INSTRUCTIONS FOR THE TASK = Every entry below should be repeated exactly; the pictures should not.
— Start —
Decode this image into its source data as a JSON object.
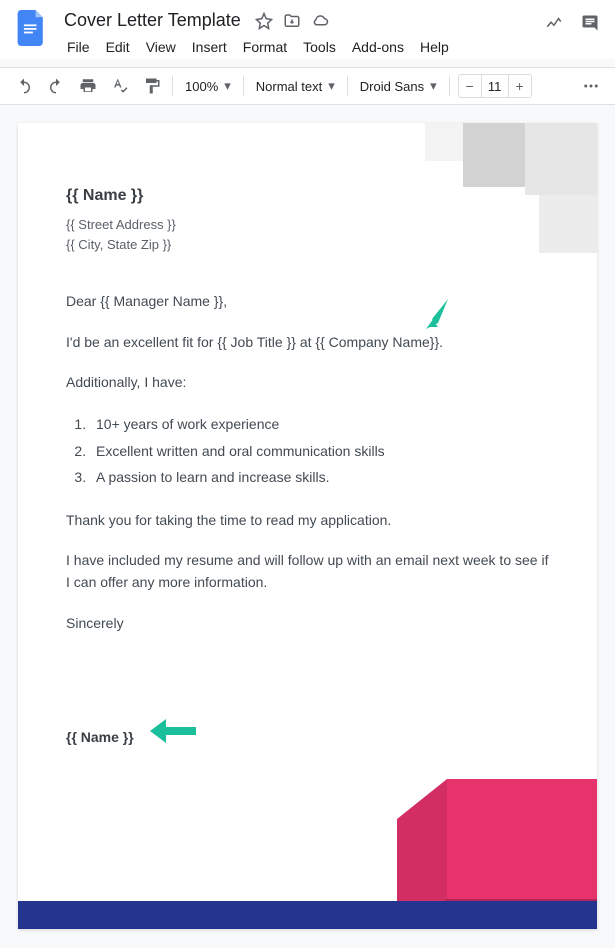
{
  "header": {
    "title": "Cover Letter Template",
    "menus": {
      "file": "File",
      "edit": "Edit",
      "view": "View",
      "insert": "Insert",
      "format": "Format",
      "tools": "Tools",
      "addons": "Add-ons",
      "help": "Help"
    }
  },
  "toolbar": {
    "zoom": "100%",
    "style": "Normal text",
    "font": "Droid Sans",
    "font_size": "11"
  },
  "doc": {
    "name_placeholder": "{{ Name }}",
    "street": "{{ Street Address }}",
    "city": "{{ City, State Zip }}",
    "greeting": "Dear {{ Manager Name }},",
    "intro": "I'd be an excellent fit for {{ Job Title }} at {{ Company Name}}.",
    "additionally": "Additionally, I have:",
    "bullets": {
      "b1": "10+ years of work experience",
      "b2": "Excellent written and oral communication skills",
      "b3": "A passion to learn and increase skills."
    },
    "thanks": "Thank you for taking the time to read my application.",
    "followup": "I have included my resume and will follow up with an email next week to see if I can offer any more information.",
    "closing": "Sincerely",
    "sig_name": "{{ Name }}"
  }
}
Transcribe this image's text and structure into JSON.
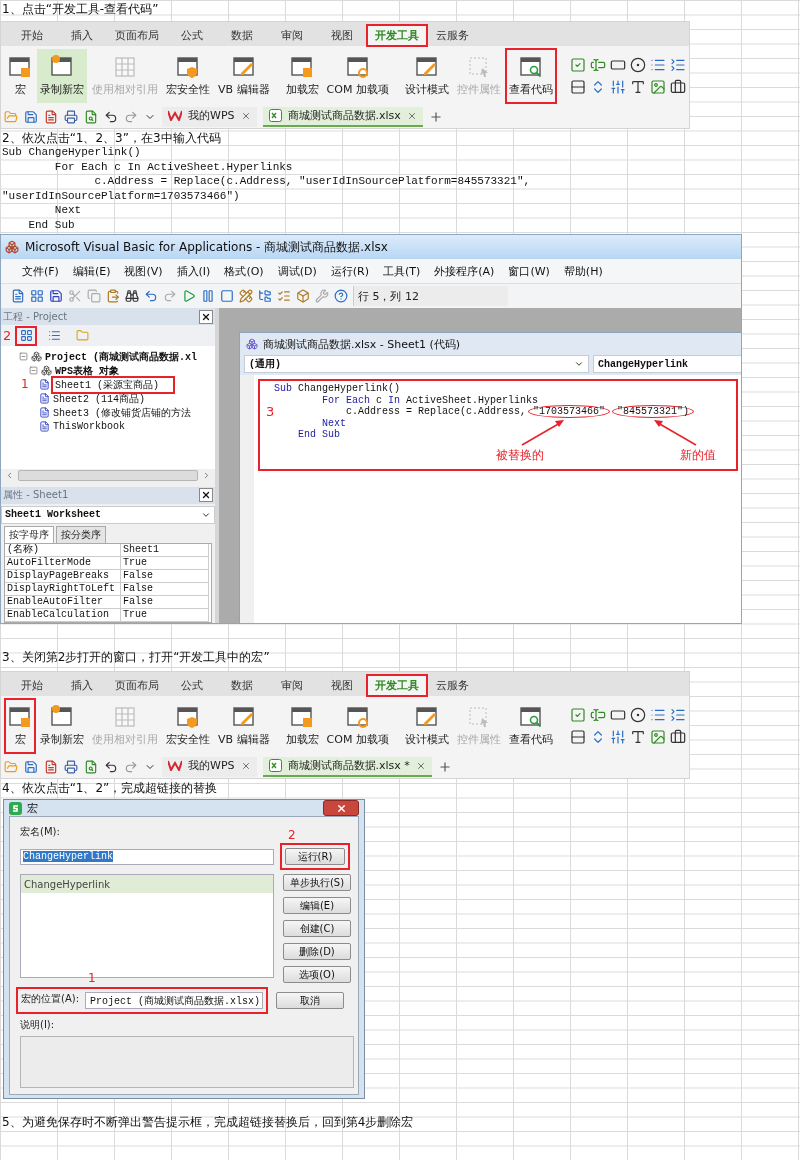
— End —
WORKED SOLUTION =
Decode this image into its source data as a JSON object.
{
  "header": {
    "title": "Cover Letter Template",
    "menus": {
      "file": "File",
      "edit": "Edit",
      "view": "View",
      "insert": "Insert",
      "format": "Format",
      "tools": "Tools",
      "addons": "Add-ons",
      "help": "Help"
    }
  },
  "toolbar": {
    "zoom": "100%",
    "style": "Normal text",
    "font": "Droid Sans",
    "font_size": "11"
  },
  "doc": {
    "name_placeholder": "{{ Name }}",
    "street": "{{ Street Address }}",
    "city": "{{ City, State Zip }}",
    "greeting": "Dear {{ Manager Name }},",
    "intro": "I'd be an excellent fit for {{ Job Title }} at {{ Company Name}}.",
    "additionally": "Additionally, I have:",
    "bullets": {
      "b1": "10+ years of work experience",
      "b2": "Excellent written and oral communication skills",
      "b3": "A passion to learn and increase skills."
    },
    "thanks": "Thank you for taking the time to read my application.",
    "followup": "I have included my resume and will follow up with an email next week to see if I can offer any more information.",
    "closing": "Sincerely",
    "sig_name": "{{ Name }}"
  }
}
Transcribe this image's text and structure into JSON.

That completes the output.